---------- Given entries ----------
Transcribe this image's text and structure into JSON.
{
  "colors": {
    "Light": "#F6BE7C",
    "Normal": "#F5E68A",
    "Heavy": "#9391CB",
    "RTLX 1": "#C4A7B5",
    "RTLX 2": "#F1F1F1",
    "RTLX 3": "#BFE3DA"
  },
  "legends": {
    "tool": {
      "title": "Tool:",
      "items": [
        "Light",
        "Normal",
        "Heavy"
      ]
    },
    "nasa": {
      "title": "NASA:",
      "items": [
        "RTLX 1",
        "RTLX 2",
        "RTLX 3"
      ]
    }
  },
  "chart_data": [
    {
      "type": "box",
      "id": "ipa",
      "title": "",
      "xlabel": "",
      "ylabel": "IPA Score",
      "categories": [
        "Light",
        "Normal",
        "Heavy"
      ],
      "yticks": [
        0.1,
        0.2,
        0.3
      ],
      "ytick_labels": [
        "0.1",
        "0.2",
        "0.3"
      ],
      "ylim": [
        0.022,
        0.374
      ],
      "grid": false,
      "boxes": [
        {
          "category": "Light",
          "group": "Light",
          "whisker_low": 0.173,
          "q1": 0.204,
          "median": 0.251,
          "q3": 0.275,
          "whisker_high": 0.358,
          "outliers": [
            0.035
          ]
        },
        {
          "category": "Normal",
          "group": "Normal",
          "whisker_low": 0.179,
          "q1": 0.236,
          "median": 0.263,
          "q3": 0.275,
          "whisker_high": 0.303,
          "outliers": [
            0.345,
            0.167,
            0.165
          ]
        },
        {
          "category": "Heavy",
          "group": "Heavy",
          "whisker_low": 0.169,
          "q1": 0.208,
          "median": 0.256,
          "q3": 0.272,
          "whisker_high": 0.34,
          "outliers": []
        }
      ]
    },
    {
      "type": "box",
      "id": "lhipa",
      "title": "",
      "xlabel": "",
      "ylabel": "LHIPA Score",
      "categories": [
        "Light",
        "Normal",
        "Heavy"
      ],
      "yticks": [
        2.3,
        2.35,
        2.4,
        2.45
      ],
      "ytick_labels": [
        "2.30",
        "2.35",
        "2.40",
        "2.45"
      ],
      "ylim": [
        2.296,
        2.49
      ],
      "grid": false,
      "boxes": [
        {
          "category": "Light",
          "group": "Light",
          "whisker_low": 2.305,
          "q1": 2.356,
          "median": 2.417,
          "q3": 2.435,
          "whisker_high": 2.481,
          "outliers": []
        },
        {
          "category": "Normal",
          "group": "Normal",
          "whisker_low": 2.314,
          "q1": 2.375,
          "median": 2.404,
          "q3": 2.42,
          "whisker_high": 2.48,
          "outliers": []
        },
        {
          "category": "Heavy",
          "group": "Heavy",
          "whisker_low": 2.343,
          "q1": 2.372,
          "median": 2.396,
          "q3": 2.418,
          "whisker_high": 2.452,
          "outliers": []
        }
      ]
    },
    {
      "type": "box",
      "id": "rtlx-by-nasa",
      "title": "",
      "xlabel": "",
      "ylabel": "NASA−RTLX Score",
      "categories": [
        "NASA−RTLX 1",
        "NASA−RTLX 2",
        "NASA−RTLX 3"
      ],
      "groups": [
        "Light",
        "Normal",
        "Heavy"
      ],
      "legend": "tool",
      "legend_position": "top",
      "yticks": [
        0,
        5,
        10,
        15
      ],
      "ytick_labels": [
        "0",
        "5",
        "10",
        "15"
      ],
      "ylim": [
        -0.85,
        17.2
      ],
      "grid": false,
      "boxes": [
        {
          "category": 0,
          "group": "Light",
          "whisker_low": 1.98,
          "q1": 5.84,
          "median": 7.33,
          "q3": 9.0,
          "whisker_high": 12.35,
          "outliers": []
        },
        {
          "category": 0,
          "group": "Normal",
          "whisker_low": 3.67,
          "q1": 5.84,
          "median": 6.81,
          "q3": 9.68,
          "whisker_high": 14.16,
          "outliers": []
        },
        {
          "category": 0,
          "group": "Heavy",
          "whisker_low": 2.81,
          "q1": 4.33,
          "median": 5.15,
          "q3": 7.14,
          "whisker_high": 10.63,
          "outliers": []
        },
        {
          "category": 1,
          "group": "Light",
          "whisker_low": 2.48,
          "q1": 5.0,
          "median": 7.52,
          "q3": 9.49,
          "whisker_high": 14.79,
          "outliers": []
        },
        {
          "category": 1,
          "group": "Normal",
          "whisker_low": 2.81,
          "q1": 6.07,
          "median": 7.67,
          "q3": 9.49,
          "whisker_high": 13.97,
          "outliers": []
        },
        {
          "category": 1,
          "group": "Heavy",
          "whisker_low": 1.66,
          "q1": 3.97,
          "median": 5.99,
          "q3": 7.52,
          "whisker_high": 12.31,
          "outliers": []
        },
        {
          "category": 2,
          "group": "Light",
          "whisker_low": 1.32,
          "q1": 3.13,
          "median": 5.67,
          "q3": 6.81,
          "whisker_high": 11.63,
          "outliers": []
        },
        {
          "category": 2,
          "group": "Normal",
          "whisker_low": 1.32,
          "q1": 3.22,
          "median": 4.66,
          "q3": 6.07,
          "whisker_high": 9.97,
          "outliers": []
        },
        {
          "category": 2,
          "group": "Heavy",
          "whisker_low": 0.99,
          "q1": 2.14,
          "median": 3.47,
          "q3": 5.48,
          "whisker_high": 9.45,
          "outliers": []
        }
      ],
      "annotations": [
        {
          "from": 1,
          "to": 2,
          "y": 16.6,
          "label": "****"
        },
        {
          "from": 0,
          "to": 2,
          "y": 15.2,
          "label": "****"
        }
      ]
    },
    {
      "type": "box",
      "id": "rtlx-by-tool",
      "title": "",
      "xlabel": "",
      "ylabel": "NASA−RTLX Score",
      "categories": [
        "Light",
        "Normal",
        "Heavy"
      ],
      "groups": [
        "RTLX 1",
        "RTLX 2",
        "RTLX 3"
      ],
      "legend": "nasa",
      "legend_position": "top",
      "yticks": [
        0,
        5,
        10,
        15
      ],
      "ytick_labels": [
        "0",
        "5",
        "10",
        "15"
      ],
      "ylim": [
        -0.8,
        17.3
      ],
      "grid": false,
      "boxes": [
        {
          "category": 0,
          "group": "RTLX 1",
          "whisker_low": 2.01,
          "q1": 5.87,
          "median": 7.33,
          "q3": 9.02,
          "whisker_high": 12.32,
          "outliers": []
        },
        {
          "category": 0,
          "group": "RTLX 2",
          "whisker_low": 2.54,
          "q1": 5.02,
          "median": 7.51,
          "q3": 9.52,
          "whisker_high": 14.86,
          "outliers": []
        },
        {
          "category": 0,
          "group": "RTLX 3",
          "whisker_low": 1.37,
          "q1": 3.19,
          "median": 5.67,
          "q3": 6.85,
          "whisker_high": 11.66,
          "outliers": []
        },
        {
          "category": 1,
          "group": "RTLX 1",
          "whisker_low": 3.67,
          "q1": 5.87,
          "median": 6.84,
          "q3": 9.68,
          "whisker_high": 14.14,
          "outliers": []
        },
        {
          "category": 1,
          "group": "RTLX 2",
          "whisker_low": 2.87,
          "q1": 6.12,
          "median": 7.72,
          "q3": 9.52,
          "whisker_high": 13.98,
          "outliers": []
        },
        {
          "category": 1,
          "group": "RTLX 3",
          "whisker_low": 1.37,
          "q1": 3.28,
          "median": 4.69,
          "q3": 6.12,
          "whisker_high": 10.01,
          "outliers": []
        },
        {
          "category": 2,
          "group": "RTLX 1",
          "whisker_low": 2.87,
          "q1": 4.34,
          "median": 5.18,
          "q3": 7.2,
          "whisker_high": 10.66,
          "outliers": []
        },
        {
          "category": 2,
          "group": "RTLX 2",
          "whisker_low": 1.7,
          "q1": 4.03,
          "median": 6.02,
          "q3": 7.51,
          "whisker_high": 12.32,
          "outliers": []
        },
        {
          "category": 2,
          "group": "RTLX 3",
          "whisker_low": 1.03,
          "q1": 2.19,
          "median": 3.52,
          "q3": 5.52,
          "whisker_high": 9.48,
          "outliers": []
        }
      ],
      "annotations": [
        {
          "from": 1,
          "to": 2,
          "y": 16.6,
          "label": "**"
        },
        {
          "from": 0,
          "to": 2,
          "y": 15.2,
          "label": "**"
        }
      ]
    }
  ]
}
----------
-- Work required --
Go through the listing above and locate each line that holds the word "Score". Copy those lines.

-- Solution --
      "ylabel": "IPA Score",
      "ylabel": "LHIPA Score",
      "ylabel": "NASA−RTLX Score",
      "ylabel": "NASA−RTLX Score",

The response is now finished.